_WHAT YOU NEED TO DO_
Leave out any picture and return the remaining listing below exactly as given.

[start ITEMS]

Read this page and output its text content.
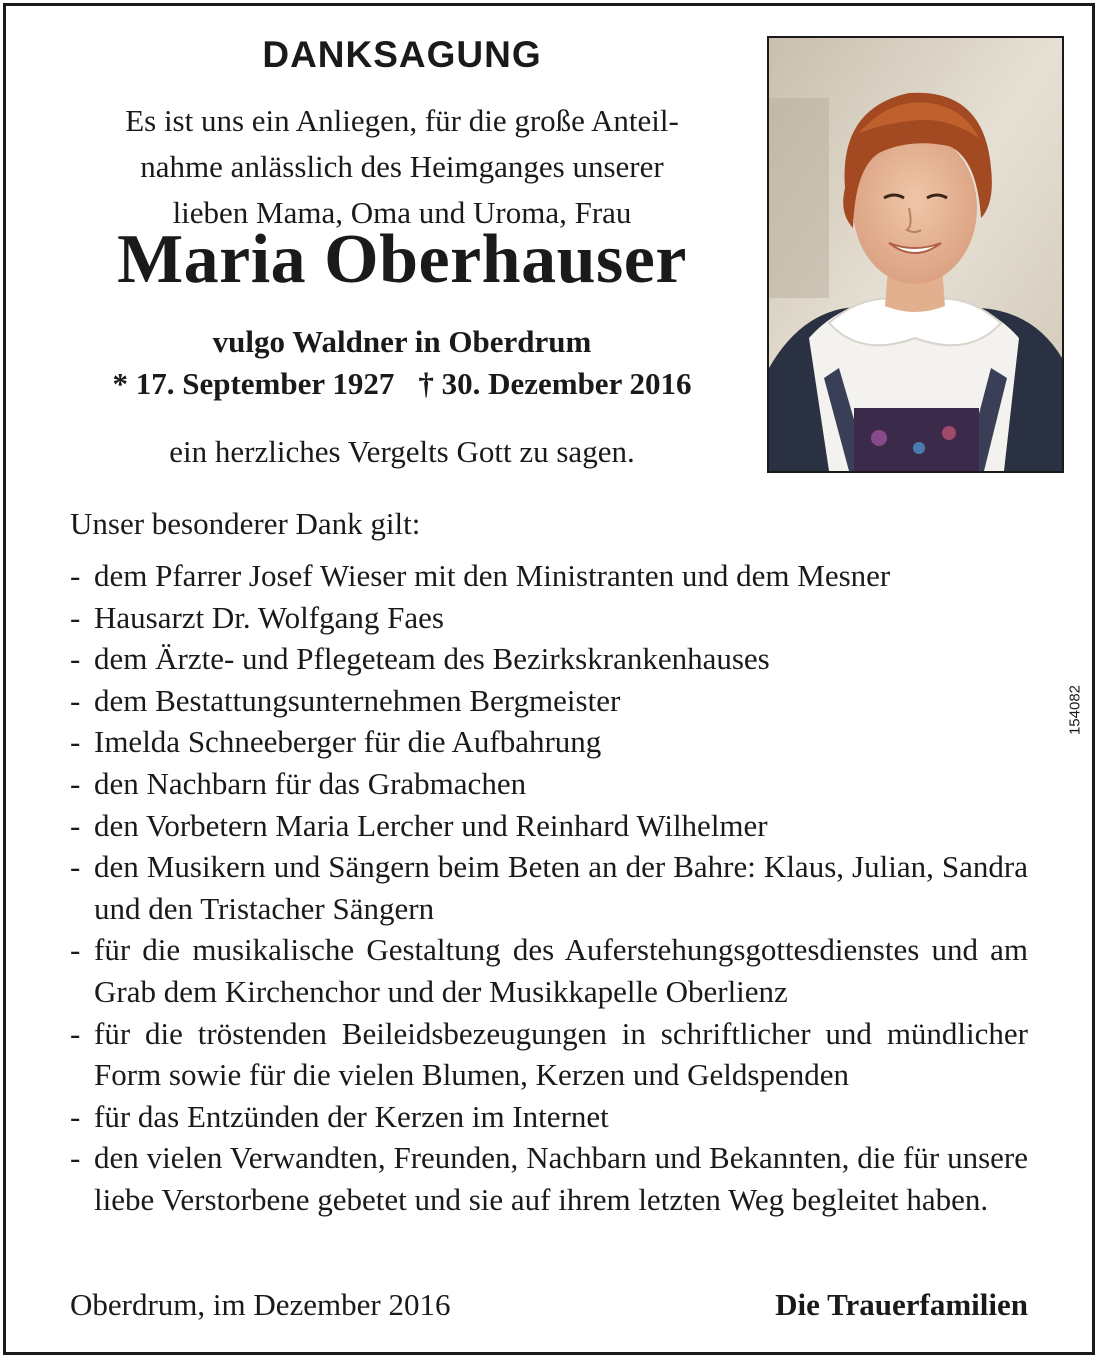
DANKSAGUNG
Es ist uns ein Anliegen, für die große Anteil-
nahme anlässlich des Heimganges unserer
lieben Mama, Oma und Uroma, Frau
Maria Oberhauser
vulgo Waldner in Oberdrum
* 17. September 1927 † 30. Dezember 2016
ein herzliches Vergelts Gott zu sagen.
Unser besonderer Dank gilt:
- dem Pfarrer Josef Wieser mit den Ministranten und dem Mesner
- Hausarzt Dr. Wolfgang Faes
- dem Ärzte- und Pflegeteam des Bezirkskrankenhauses
- dem Bestattungsunternehmen Bergmeister
- Imelda Schneeberger für die Aufbahrung
- den Nachbarn für das Grabmachen
- den Vorbetern Maria Lercher und Reinhard Wilhelmer
- den Musikern und Sängern beim Beten an der Bahre: Klaus, Julian, Sandra und den Tristacher Sängern
- für die musikalische Gestaltung des Auferstehungsgottesdienstes und am Grab dem Kirchenchor und der Musikkapelle Oberlienz
- für die tröstenden Beileidsbezeugungen in schriftlicher und mündlicher Form sowie für die vielen Blumen, Kerzen und Geldspenden
- für das Entzünden der Kerzen im Internet
- den vielen Verwandten, Freunden, Nachbarn und Bekannten, die für unsere liebe Verstorbene gebetet und sie auf ihrem letzten Weg begleitet haben.
Oberdrum, im Dezember 2016	Die Trauerfamilien
154082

[end ITEMS]

_RESPONSE TO THIS EXERCISE_
Read this page and output its text content.
DANKSAGUNG
Es ist uns ein Anliegen, für die große Anteil-
nahme anlässlich des Heimganges unserer
lieben Mama, Oma und Uroma, Frau
Maria Oberhauser
vulgo Waldner in Oberdrum
* 17. September 1927 † 30. Dezember 2016
ein herzliches Vergelts Gott zu sagen.
Unser besonderer Dank gilt:
- dem Pfarrer Josef Wieser mit den Ministranten und dem Mesner
- Hausarzt Dr. Wolfgang Faes
- dem Ärzte- und Pflegeteam des Bezirkskrankenhauses
- dem Bestattungsunternehmen Bergmeister
- Imelda Schneeberger für die Aufbahrung
- den Nachbarn für das Grabmachen
- den Vorbetern Maria Lercher und Reinhard Wilhelmer
- den Musikern und Sängern beim Beten an der Bahre: Klaus, Julian, Sandra und den Tristacher Sängern
- für die musikalische Gestaltung des Auferstehungsgottesdienstes und am Grab dem Kirchenchor und der Musikkapelle Oberlienz
- für die tröstenden Beileidsbezeugungen in schriftlicher und mündlicher Form sowie für die vielen Blumen, Kerzen und Geldspenden
- für das Entzünden der Kerzen im Internet
- den vielen Verwandten, Freunden, Nachbarn und Bekannten, die für unsere liebe Verstorbene gebetet und sie auf ihrem letzten Weg begleitet haben.
Oberdrum, im Dezember 2016	Die Trauerfamilien
154082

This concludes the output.